** Begin Raw records **

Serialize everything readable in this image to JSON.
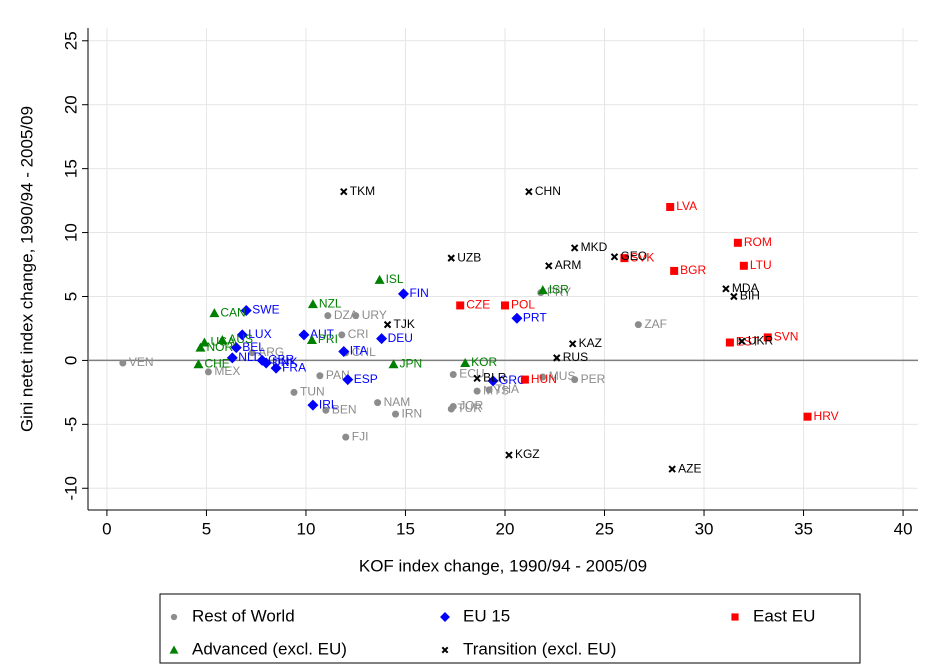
{
  "chart_data": {
    "type": "scatter",
    "x_label": "KOF index change, 1990/94 - 2005/09",
    "y_label": "Gini netet index change, 1990/94 - 2005/09",
    "xlim": [
      -0.95,
      40.75
    ],
    "ylim": [
      -11.7,
      26
    ],
    "xticks": [
      0,
      5,
      10,
      15,
      20,
      25,
      30,
      35,
      40
    ],
    "yticks": [
      -10,
      -5,
      0,
      5,
      10,
      15,
      20,
      25
    ],
    "grid": true,
    "reference_line": 0,
    "legend_position": "bottom",
    "series": [
      {
        "name": "Rest of World",
        "color": "#8c8c8c",
        "marker": "circle",
        "labels": [
          "VEN",
          "MEX",
          "ARG",
          "TUN",
          "PAN",
          "BEN",
          "DZA",
          "CRI",
          "URY",
          "CHL",
          "NAM",
          "IRN",
          "FJI",
          "ECU",
          "JOR",
          "MYS",
          "THA",
          "TUR",
          "PRY",
          "MUS",
          "PER",
          "ZAF"
        ],
        "x": [
          0.8,
          5.1,
          7.3,
          9.4,
          10.7,
          11.0,
          11.1,
          11.8,
          12.5,
          12.0,
          13.6,
          14.5,
          12.0,
          17.4,
          17.4,
          18.6,
          19.2,
          17.3,
          21.8,
          21.9,
          23.5,
          26.7
        ],
        "values": [
          -0.2,
          -0.9,
          0.6,
          -2.5,
          -1.2,
          -3.9,
          3.5,
          2.0,
          3.5,
          0.6,
          -3.3,
          -4.2,
          -6.0,
          -1.1,
          -3.6,
          -2.4,
          -2.3,
          -3.8,
          5.3,
          -1.3,
          -1.5,
          2.8
        ]
      },
      {
        "name": "EU 15",
        "color": "#0000ff",
        "marker": "diamond",
        "labels": [
          "LUX",
          "SWE",
          "BEL",
          "NLD",
          "GBR",
          "FRA",
          "DNK",
          "AUT",
          "ITA",
          "IRL",
          "ESP",
          "DEU",
          "FIN",
          "PRT",
          "GRC"
        ],
        "x": [
          6.8,
          7.0,
          6.5,
          6.3,
          7.8,
          8.5,
          8.0,
          9.9,
          11.9,
          10.35,
          12.1,
          13.8,
          14.9,
          20.6,
          19.4
        ],
        "values": [
          2.0,
          3.9,
          1.0,
          0.2,
          0.0,
          -0.6,
          -0.2,
          2.0,
          0.7,
          -3.5,
          -1.5,
          1.7,
          5.2,
          3.3,
          -1.6
        ]
      },
      {
        "name": "East EU",
        "color": "#ff0000",
        "marker": "square",
        "labels": [
          "CZE",
          "POL",
          "HUN",
          "SVK",
          "LVA",
          "BGR",
          "ROM",
          "LTU",
          "EST",
          "SVN",
          "HRV"
        ],
        "x": [
          17.75,
          20.0,
          21.0,
          26.0,
          28.3,
          28.5,
          31.7,
          32.0,
          31.3,
          33.2,
          35.2
        ],
        "values": [
          4.3,
          4.3,
          -1.5,
          8.0,
          12.0,
          7.0,
          9.2,
          7.4,
          1.4,
          1.8,
          -4.4
        ]
      },
      {
        "name": "Advanced (excl. EU)",
        "color": "#008000",
        "marker": "triangle",
        "labels": [
          "CAN",
          "USA",
          "AUS",
          "NOR",
          "CHE",
          "NZL",
          "PRI",
          "ISL",
          "JPN",
          "KOR",
          "ISR"
        ],
        "x": [
          5.4,
          4.9,
          5.8,
          4.7,
          4.6,
          10.35,
          10.3,
          13.7,
          14.4,
          18.0,
          21.9
        ],
        "values": [
          3.7,
          1.4,
          1.6,
          1.0,
          -0.3,
          4.4,
          1.6,
          6.3,
          -0.3,
          -0.2,
          5.5
        ]
      },
      {
        "name": "Transition (excl. EU)",
        "color": "#000000",
        "marker": "x",
        "labels": [
          "TKM",
          "CHN",
          "UZB",
          "MKD",
          "ARM",
          "GEO",
          "MDA",
          "BIH",
          "TJK",
          "KAZ",
          "RUS",
          "UKR",
          "BLR",
          "KGZ",
          "AZE"
        ],
        "x": [
          11.9,
          21.2,
          17.3,
          23.5,
          22.2,
          25.5,
          31.1,
          31.5,
          14.1,
          23.4,
          22.6,
          31.9,
          18.6,
          20.2,
          28.4
        ],
        "values": [
          13.2,
          13.2,
          8.0,
          8.8,
          7.4,
          8.1,
          5.6,
          5.0,
          2.8,
          1.3,
          0.2,
          1.5,
          -1.4,
          -7.4,
          -8.5
        ]
      }
    ]
  }
}
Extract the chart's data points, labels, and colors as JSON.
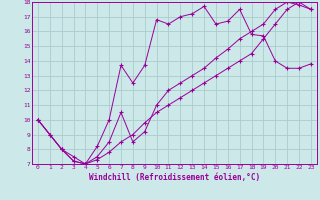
{
  "xlabel": "Windchill (Refroidissement éolien,°C)",
  "xlim": [
    -0.5,
    23.5
  ],
  "ylim": [
    7,
    18
  ],
  "xticks": [
    0,
    1,
    2,
    3,
    4,
    5,
    6,
    7,
    8,
    9,
    10,
    11,
    12,
    13,
    14,
    15,
    16,
    17,
    18,
    19,
    20,
    21,
    22,
    23
  ],
  "yticks": [
    7,
    8,
    9,
    10,
    11,
    12,
    13,
    14,
    15,
    16,
    17,
    18
  ],
  "bg_color": "#cce8e8",
  "line_color": "#990099",
  "grid_color": "#aacccc",
  "line1_x": [
    0,
    1,
    2,
    3,
    4,
    5,
    6,
    7,
    8,
    9,
    10,
    11,
    12,
    13,
    14,
    15,
    16,
    17,
    18,
    19,
    20,
    21,
    22,
    23
  ],
  "line1_y": [
    10.0,
    9.0,
    8.0,
    7.2,
    7.0,
    8.2,
    10.0,
    13.7,
    12.5,
    13.7,
    16.8,
    16.5,
    17.0,
    17.2,
    17.7,
    16.5,
    16.7,
    17.5,
    15.8,
    15.7,
    14.0,
    13.5,
    13.5,
    13.8
  ],
  "line2_x": [
    0,
    1,
    2,
    3,
    4,
    5,
    6,
    7,
    8,
    9,
    10,
    11,
    12,
    13,
    14,
    15,
    16,
    17,
    18,
    19,
    20,
    21,
    22,
    23
  ],
  "line2_y": [
    10.0,
    9.0,
    8.0,
    7.5,
    7.0,
    7.3,
    7.8,
    8.5,
    9.0,
    9.8,
    10.5,
    11.0,
    11.5,
    12.0,
    12.5,
    13.0,
    13.5,
    14.0,
    14.5,
    15.5,
    16.5,
    17.5,
    18.0,
    17.5
  ],
  "line3_x": [
    0,
    2,
    3,
    4,
    5,
    6,
    7,
    8,
    9,
    10,
    11,
    12,
    13,
    14,
    15,
    16,
    17,
    18,
    19,
    20,
    21,
    22,
    23
  ],
  "line3_y": [
    10.0,
    8.0,
    7.2,
    7.0,
    7.5,
    8.5,
    10.5,
    8.5,
    9.2,
    11.0,
    12.0,
    12.5,
    13.0,
    13.5,
    14.2,
    14.8,
    15.5,
    16.0,
    16.5,
    17.5,
    18.0,
    17.8,
    17.5
  ]
}
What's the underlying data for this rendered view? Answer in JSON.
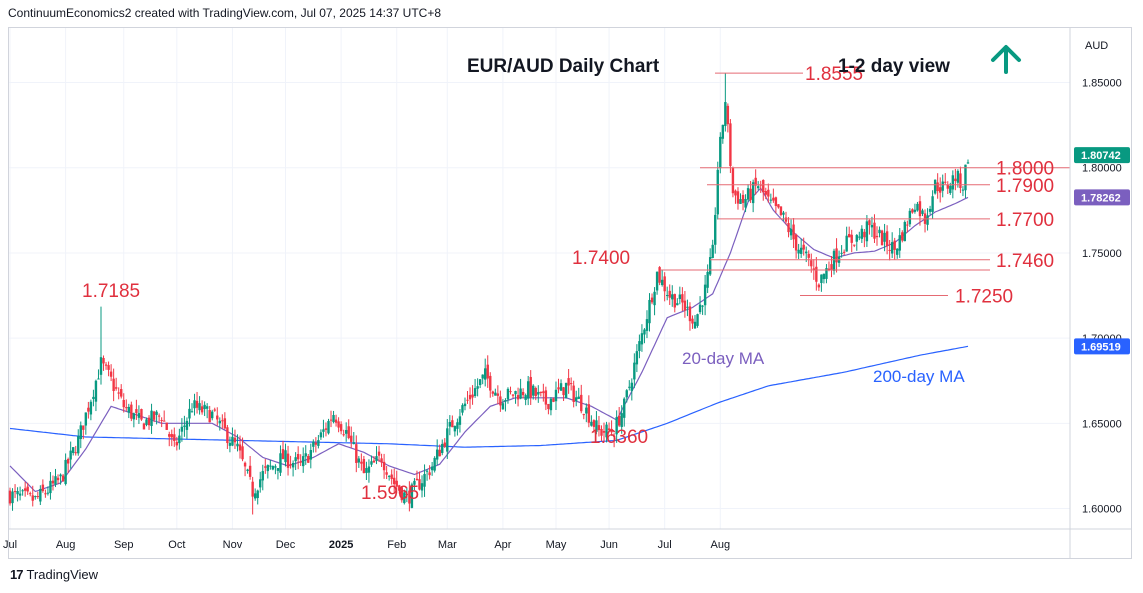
{
  "header": {
    "text": "ContinuumEconomics2 created with TradingView.com, Jul 07, 2025 14:37 UTC+8"
  },
  "brand": {
    "logo": "17",
    "name": "TradingView"
  },
  "colors": {
    "up": "#089981",
    "down": "#f23645",
    "ma20": "#7b5fbf",
    "ma200": "#2962ff",
    "level": "#e0303e",
    "arrow": "#089981",
    "grid": "#f0f3fa"
  },
  "chart_data": {
    "type": "candlestick",
    "title": "EUR/AUD Daily Chart",
    "view": "1-2 day view",
    "view_icon": "up-arrow-icon",
    "currency": "AUD",
    "y_ticks": [
      "1.85000",
      "1.80000",
      "1.75000",
      "1.70000",
      "1.65000",
      "1.60000"
    ],
    "y_range": [
      1.588,
      1.882
    ],
    "x_ticks": [
      "Jul",
      "Aug",
      "Sep",
      "Oct",
      "Nov",
      "Dec",
      "2025",
      "Feb",
      "Mar",
      "Apr",
      "May",
      "Jun",
      "Jul",
      "Aug"
    ],
    "price_labels": [
      {
        "text": "1.80742",
        "value": 1.80742,
        "color": "#089981"
      },
      {
        "text": "1.78262",
        "value": 1.78262,
        "color": "#7b5fbf"
      },
      {
        "text": "1.69519",
        "value": 1.69519,
        "color": "#2962ff"
      }
    ],
    "levels": [
      {
        "label": "1.8555",
        "value": 1.8555
      },
      {
        "label": "1.8000",
        "value": 1.8
      },
      {
        "label": "1.7900",
        "value": 1.79
      },
      {
        "label": "1.7700",
        "value": 1.77
      },
      {
        "label": "1.7460",
        "value": 1.746
      },
      {
        "label": "1.7400",
        "value": 1.74
      },
      {
        "label": "1.7250",
        "value": 1.725
      }
    ],
    "swing_labels": [
      {
        "text": "1.7185",
        "value": 1.7185
      },
      {
        "text": "1.6360",
        "value": 1.636
      },
      {
        "text": "1.5965",
        "value": 1.5965
      }
    ],
    "series": [
      {
        "name": "20-day MA"
      },
      {
        "name": "200-day MA"
      }
    ],
    "close_path": [
      [
        0,
        1.608
      ],
      [
        10,
        1.605
      ],
      [
        20,
        1.617
      ],
      [
        27,
        1.64
      ],
      [
        32,
        1.665
      ],
      [
        36,
        1.685
      ],
      [
        40,
        1.675
      ],
      [
        45,
        1.66
      ],
      [
        52,
        1.65
      ],
      [
        60,
        1.655
      ],
      [
        65,
        1.635
      ],
      [
        72,
        1.66
      ],
      [
        80,
        1.655
      ],
      [
        90,
        1.635
      ],
      [
        96,
        1.61
      ],
      [
        100,
        1.62
      ],
      [
        108,
        1.63
      ],
      [
        115,
        1.625
      ],
      [
        122,
        1.64
      ],
      [
        128,
        1.656
      ],
      [
        133,
        1.645
      ],
      [
        140,
        1.62
      ],
      [
        147,
        1.63
      ],
      [
        152,
        1.615
      ],
      [
        157,
        1.606
      ],
      [
        162,
        1.615
      ],
      [
        167,
        1.625
      ],
      [
        175,
        1.65
      ],
      [
        184,
        1.67
      ],
      [
        188,
        1.678
      ],
      [
        194,
        1.665
      ],
      [
        205,
        1.67
      ],
      [
        212,
        1.662
      ],
      [
        220,
        1.672
      ],
      [
        227,
        1.66
      ],
      [
        233,
        1.645
      ],
      [
        239,
        1.646
      ],
      [
        243,
        1.66
      ],
      [
        248,
        1.69
      ],
      [
        253,
        1.72
      ],
      [
        256,
        1.738
      ],
      [
        261,
        1.725
      ],
      [
        266,
        1.72
      ],
      [
        271,
        1.71
      ],
      [
        275,
        1.728
      ],
      [
        278,
        1.75
      ],
      [
        280,
        1.8
      ],
      [
        283,
        1.84
      ],
      [
        286,
        1.785
      ],
      [
        290,
        1.78
      ],
      [
        296,
        1.79
      ],
      [
        300,
        1.78
      ],
      [
        306,
        1.77
      ],
      [
        311,
        1.755
      ],
      [
        316,
        1.745
      ],
      [
        320,
        1.733
      ],
      [
        325,
        1.745
      ],
      [
        330,
        1.755
      ],
      [
        336,
        1.76
      ],
      [
        340,
        1.765
      ],
      [
        346,
        1.757
      ],
      [
        350,
        1.752
      ],
      [
        354,
        1.765
      ],
      [
        358,
        1.78
      ],
      [
        362,
        1.77
      ],
      [
        366,
        1.79
      ],
      [
        370,
        1.788
      ],
      [
        374,
        1.795
      ],
      [
        377,
        1.79
      ],
      [
        379,
        1.8074
      ]
    ],
    "ma20_path": [
      [
        0,
        1.625
      ],
      [
        10,
        1.61
      ],
      [
        20,
        1.615
      ],
      [
        30,
        1.635
      ],
      [
        40,
        1.66
      ],
      [
        50,
        1.655
      ],
      [
        60,
        1.65
      ],
      [
        70,
        1.65
      ],
      [
        80,
        1.65
      ],
      [
        90,
        1.642
      ],
      [
        100,
        1.63
      ],
      [
        110,
        1.625
      ],
      [
        120,
        1.63
      ],
      [
        130,
        1.638
      ],
      [
        140,
        1.633
      ],
      [
        150,
        1.625
      ],
      [
        160,
        1.62
      ],
      [
        170,
        1.626
      ],
      [
        180,
        1.645
      ],
      [
        190,
        1.66
      ],
      [
        200,
        1.665
      ],
      [
        210,
        1.665
      ],
      [
        220,
        1.665
      ],
      [
        230,
        1.66
      ],
      [
        240,
        1.652
      ],
      [
        250,
        1.68
      ],
      [
        260,
        1.712
      ],
      [
        270,
        1.718
      ],
      [
        278,
        1.726
      ],
      [
        285,
        1.75
      ],
      [
        292,
        1.78
      ],
      [
        297,
        1.788
      ],
      [
        302,
        1.775
      ],
      [
        310,
        1.762
      ],
      [
        318,
        1.752
      ],
      [
        326,
        1.747
      ],
      [
        334,
        1.75
      ],
      [
        342,
        1.751
      ],
      [
        350,
        1.756
      ],
      [
        358,
        1.766
      ],
      [
        366,
        1.774
      ],
      [
        374,
        1.779
      ],
      [
        379,
        1.7826
      ]
    ],
    "ma200_path": [
      [
        0,
        1.647
      ],
      [
        30,
        1.642
      ],
      [
        60,
        1.641
      ],
      [
        90,
        1.64
      ],
      [
        120,
        1.639
      ],
      [
        150,
        1.638
      ],
      [
        180,
        1.636
      ],
      [
        210,
        1.637
      ],
      [
        240,
        1.64
      ],
      [
        260,
        1.65
      ],
      [
        280,
        1.662
      ],
      [
        300,
        1.672
      ],
      [
        330,
        1.68
      ],
      [
        360,
        1.69
      ],
      [
        379,
        1.6952
      ]
    ]
  }
}
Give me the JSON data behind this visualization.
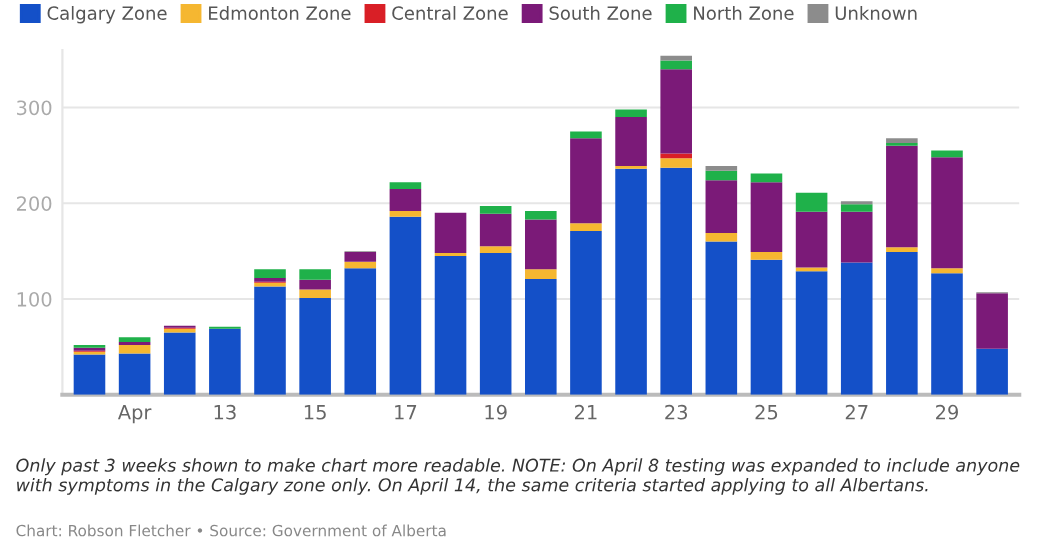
{
  "chart_data": {
    "type": "bar",
    "stacked": true,
    "categories": [
      null,
      "Apr",
      null,
      "13",
      null,
      "15",
      null,
      "17",
      null,
      "19",
      null,
      "21",
      null,
      "23",
      null,
      "25",
      null,
      "27",
      null,
      "29",
      null
    ],
    "series": [
      {
        "name": "Calgary Zone",
        "color": "#1450c8",
        "values": [
          42,
          43,
          65,
          69,
          113,
          101,
          132,
          186,
          145,
          148,
          121,
          171,
          236,
          237,
          160,
          141,
          129,
          138,
          149,
          127,
          48
        ]
      },
      {
        "name": "Edmonton Zone",
        "color": "#f5b731",
        "values": [
          3,
          9,
          4,
          0,
          4,
          9,
          7,
          6,
          3,
          7,
          10,
          8,
          3,
          10,
          9,
          8,
          4,
          0,
          5,
          5,
          0
        ]
      },
      {
        "name": "Central Zone",
        "color": "#d91f26",
        "values": [
          1,
          0,
          1,
          0,
          1,
          0,
          0,
          0,
          0,
          0,
          0,
          0,
          0,
          5,
          0,
          0,
          0,
          0,
          0,
          0,
          0
        ]
      },
      {
        "name": "South Zone",
        "color": "#7b1a78",
        "values": [
          3,
          3,
          2,
          0,
          4,
          10,
          10,
          23,
          42,
          34,
          52,
          89,
          51,
          88,
          55,
          73,
          58,
          53,
          106,
          116,
          58
        ]
      },
      {
        "name": "North Zone",
        "color": "#1fb14a",
        "values": [
          3,
          5,
          0,
          2,
          9,
          11,
          0,
          7,
          0,
          8,
          9,
          7,
          8,
          9,
          10,
          9,
          20,
          8,
          3,
          7,
          0
        ]
      },
      {
        "name": "Unknown",
        "color": "#8c8c8c",
        "values": [
          0,
          0,
          0,
          0,
          0,
          0,
          1,
          0,
          0,
          0,
          0,
          0,
          0,
          5,
          5,
          0,
          0,
          3,
          5,
          0,
          1
        ]
      }
    ],
    "ylim": [
      0,
      360
    ],
    "yticks": [
      100,
      200,
      300
    ],
    "grid": "y",
    "legend": "top",
    "annotations": [
      "Only past 3 weeks shown to make chart more readable. NOTE: On April 8 testing was expanded to include anyone with symptoms in the Calgary zone only. On April 14, the same criteria started applying to all Albertans.",
      "Chart: Robson Fletcher • Source: Government of Alberta"
    ]
  }
}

** End Raw records **

What is being asked:
Scan the material above. Copy each line that holds the word "marker".

Result below:
        "marker": "circle",
        "marker": "diamond",
        "marker": "square",
        "marker": "triangle",
        "marker": "x",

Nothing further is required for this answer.